DIRECTION | Where the word "судах" occurs in a line, return that line.

(Dataset items)
######

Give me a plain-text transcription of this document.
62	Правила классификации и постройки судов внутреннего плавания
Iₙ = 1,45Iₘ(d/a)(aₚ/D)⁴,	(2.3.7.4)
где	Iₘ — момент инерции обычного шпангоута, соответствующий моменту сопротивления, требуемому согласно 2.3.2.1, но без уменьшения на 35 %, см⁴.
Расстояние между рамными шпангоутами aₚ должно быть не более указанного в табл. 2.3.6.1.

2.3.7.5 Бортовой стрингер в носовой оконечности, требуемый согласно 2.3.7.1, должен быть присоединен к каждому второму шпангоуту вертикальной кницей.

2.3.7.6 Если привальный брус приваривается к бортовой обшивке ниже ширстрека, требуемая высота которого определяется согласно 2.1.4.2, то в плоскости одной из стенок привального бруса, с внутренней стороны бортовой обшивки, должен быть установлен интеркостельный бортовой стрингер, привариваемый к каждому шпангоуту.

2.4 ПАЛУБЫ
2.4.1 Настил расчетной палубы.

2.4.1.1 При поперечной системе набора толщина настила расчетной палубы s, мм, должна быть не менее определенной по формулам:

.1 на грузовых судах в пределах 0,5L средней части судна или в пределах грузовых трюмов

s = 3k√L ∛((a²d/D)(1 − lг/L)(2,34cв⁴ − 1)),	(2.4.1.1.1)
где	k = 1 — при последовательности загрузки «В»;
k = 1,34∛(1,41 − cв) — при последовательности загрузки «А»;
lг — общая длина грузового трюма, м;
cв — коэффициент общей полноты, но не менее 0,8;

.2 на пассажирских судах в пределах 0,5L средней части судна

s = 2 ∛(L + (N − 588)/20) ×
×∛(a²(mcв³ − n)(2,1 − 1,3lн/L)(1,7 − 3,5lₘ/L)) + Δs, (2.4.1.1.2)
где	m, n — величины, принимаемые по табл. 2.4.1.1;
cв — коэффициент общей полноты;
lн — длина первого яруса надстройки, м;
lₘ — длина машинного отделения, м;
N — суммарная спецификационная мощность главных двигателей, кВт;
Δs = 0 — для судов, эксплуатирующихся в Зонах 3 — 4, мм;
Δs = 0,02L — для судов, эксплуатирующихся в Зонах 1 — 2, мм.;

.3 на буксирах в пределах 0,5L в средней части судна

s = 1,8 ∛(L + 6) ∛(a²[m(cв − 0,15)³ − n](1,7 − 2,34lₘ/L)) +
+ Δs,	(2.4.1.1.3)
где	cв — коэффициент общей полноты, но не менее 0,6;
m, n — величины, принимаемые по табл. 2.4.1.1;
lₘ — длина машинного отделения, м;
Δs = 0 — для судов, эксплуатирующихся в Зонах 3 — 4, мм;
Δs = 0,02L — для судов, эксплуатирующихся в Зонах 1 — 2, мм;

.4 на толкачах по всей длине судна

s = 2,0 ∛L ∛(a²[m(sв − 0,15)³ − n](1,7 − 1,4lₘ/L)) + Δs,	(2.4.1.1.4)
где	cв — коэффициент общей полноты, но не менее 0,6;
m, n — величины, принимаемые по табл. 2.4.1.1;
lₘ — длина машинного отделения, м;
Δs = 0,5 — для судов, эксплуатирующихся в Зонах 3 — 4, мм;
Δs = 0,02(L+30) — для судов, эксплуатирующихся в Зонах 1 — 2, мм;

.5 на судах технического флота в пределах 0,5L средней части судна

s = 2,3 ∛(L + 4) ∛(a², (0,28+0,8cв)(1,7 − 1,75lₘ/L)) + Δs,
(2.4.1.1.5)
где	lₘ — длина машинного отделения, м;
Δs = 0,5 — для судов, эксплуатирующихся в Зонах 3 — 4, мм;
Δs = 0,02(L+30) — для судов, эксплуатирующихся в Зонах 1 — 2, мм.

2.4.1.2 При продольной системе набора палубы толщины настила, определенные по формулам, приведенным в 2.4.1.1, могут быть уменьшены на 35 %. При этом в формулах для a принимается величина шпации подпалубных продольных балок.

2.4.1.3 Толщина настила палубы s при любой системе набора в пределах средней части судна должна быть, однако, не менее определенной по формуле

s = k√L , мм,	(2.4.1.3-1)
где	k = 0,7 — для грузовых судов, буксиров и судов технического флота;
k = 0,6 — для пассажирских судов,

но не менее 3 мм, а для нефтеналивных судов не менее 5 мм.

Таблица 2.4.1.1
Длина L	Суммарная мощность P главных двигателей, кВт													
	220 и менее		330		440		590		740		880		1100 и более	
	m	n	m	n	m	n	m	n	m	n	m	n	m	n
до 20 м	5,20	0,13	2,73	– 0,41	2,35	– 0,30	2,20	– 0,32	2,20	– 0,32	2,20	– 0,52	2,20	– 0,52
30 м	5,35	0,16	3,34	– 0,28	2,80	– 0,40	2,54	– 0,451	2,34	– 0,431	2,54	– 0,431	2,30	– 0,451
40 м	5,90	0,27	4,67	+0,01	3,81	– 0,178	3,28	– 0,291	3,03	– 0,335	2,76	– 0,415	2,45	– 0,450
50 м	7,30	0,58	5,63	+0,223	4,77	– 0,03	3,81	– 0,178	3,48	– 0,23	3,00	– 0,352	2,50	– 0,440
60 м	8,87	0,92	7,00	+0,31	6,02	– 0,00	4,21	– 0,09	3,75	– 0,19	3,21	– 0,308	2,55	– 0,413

######

RESULT OF THE TASK |
.1 на грузовых судах в пределах 0,5L средней части судна или в пределах грузовых трюмов
.2 на пассажирских судах в пределах 0,5L средней части судна
.5 на судах технического флота в пределах 0,5L средней части судна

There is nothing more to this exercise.